Problem to solve = Only a number is wanted: how many lines in the listing contain the word "this"?

(Dataset entries on figures)

** begin **

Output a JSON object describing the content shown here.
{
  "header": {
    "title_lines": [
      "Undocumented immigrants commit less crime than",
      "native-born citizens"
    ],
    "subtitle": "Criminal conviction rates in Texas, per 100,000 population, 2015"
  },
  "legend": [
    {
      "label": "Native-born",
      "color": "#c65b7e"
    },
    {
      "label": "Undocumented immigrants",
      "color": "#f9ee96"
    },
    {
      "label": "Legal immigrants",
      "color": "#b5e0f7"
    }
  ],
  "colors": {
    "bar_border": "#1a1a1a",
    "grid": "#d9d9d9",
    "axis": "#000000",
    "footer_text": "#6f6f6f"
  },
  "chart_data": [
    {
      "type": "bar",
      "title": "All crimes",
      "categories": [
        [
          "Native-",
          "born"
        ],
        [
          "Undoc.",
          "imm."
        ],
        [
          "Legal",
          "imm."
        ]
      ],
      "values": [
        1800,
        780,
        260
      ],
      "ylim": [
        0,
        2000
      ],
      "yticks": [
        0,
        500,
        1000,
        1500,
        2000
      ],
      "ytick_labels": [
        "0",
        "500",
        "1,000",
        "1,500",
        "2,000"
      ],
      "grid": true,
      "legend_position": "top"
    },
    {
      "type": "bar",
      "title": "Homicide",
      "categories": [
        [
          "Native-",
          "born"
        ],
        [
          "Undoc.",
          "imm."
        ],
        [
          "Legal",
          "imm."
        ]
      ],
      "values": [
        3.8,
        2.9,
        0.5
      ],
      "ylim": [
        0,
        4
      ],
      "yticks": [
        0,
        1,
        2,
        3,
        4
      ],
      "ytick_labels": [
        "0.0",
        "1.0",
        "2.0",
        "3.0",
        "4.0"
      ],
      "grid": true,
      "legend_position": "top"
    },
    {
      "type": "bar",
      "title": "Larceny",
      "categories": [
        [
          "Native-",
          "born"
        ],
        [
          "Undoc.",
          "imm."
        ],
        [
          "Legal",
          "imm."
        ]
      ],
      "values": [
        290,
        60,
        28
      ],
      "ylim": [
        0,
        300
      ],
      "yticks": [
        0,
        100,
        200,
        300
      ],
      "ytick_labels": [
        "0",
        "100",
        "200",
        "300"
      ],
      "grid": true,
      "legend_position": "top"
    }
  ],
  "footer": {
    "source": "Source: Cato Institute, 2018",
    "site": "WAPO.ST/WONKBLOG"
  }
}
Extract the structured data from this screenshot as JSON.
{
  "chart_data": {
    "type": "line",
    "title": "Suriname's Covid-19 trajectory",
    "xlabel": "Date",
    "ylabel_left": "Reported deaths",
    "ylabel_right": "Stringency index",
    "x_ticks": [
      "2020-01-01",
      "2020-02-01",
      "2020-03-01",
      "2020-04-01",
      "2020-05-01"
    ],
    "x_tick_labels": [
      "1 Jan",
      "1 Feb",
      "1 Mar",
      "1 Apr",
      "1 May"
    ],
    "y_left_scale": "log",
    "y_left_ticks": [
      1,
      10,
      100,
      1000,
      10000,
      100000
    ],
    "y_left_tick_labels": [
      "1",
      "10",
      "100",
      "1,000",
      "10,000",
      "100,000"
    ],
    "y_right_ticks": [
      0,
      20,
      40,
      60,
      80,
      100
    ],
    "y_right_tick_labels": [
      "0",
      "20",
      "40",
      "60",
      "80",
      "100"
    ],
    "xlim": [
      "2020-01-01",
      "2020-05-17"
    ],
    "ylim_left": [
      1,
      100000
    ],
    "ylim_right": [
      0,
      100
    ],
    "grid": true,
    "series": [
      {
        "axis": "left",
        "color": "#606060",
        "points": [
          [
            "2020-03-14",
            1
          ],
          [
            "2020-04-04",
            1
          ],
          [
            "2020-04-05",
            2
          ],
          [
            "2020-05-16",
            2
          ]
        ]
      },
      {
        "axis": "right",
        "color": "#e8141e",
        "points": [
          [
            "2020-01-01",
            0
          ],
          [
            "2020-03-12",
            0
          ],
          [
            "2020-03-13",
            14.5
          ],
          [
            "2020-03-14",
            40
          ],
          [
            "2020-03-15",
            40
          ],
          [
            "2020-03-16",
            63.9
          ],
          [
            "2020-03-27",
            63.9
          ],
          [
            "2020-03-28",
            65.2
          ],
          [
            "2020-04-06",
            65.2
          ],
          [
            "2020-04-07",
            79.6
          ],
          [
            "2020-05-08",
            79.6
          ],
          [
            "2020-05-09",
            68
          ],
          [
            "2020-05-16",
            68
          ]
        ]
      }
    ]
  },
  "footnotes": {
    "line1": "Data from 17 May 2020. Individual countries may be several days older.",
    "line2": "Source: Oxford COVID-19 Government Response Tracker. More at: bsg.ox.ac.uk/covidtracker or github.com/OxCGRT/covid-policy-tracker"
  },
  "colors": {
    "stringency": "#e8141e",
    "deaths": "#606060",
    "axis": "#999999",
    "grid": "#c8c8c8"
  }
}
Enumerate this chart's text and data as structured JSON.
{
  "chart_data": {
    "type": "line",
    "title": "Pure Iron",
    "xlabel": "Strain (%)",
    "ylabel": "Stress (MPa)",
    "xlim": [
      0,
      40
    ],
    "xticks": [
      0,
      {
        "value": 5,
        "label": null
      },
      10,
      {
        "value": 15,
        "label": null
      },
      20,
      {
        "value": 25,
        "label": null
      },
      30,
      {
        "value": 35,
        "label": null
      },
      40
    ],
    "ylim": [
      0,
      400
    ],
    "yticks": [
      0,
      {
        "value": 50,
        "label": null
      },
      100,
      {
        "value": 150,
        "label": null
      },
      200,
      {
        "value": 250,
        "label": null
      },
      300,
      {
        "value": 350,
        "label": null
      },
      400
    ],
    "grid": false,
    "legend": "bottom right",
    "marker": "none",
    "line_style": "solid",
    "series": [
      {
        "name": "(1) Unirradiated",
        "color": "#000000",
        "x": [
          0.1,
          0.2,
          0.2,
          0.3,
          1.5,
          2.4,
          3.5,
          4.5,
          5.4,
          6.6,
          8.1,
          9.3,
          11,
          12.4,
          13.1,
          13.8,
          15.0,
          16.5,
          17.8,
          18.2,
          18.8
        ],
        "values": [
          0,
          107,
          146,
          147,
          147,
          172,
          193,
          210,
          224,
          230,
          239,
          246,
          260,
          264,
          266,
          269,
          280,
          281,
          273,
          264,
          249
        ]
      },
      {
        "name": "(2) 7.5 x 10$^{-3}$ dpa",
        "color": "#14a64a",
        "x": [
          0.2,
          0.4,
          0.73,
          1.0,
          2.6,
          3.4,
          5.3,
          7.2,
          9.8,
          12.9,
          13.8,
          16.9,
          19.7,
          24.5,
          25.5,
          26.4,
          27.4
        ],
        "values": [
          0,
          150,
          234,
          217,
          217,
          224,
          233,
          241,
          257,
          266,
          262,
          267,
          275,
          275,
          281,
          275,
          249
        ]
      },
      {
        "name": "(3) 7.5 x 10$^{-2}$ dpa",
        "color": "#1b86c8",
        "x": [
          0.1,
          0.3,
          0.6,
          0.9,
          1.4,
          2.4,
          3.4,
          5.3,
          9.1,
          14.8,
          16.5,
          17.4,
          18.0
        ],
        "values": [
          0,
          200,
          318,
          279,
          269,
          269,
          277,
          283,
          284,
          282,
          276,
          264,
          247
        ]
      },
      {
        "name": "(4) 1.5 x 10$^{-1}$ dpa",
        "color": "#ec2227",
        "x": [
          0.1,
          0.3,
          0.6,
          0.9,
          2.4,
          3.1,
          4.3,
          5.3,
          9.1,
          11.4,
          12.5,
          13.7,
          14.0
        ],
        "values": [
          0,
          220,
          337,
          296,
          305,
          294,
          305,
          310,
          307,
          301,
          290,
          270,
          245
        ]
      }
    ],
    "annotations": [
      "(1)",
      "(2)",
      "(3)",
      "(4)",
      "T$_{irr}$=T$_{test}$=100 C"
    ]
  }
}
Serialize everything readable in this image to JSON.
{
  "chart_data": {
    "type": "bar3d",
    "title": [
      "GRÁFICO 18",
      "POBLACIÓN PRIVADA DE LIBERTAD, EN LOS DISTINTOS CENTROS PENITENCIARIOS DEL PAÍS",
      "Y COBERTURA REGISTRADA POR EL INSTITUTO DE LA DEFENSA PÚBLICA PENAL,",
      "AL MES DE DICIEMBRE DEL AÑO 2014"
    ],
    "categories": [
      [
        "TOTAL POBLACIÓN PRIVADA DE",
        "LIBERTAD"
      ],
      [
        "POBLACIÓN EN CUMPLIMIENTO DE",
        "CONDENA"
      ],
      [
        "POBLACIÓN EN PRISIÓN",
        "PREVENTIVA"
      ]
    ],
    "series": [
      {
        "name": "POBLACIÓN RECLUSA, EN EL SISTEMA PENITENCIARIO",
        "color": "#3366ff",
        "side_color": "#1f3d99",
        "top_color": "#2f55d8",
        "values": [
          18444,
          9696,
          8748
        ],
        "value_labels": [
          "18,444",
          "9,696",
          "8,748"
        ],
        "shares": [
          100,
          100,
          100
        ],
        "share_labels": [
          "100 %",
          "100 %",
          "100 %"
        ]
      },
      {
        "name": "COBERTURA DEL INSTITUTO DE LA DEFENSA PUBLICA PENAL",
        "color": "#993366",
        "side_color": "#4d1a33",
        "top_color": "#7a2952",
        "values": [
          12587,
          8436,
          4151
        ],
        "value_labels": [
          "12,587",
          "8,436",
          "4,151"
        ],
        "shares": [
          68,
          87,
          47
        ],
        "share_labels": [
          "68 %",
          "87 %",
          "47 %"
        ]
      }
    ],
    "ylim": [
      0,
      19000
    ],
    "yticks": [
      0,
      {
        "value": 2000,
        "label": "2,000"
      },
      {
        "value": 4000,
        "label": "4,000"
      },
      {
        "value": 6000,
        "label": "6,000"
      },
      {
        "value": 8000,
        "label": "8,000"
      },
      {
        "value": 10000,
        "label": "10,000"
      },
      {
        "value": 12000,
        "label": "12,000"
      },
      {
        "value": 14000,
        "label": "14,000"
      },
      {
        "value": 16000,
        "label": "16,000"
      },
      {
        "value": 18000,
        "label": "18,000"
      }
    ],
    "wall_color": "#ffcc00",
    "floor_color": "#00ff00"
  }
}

** end **

Response = 3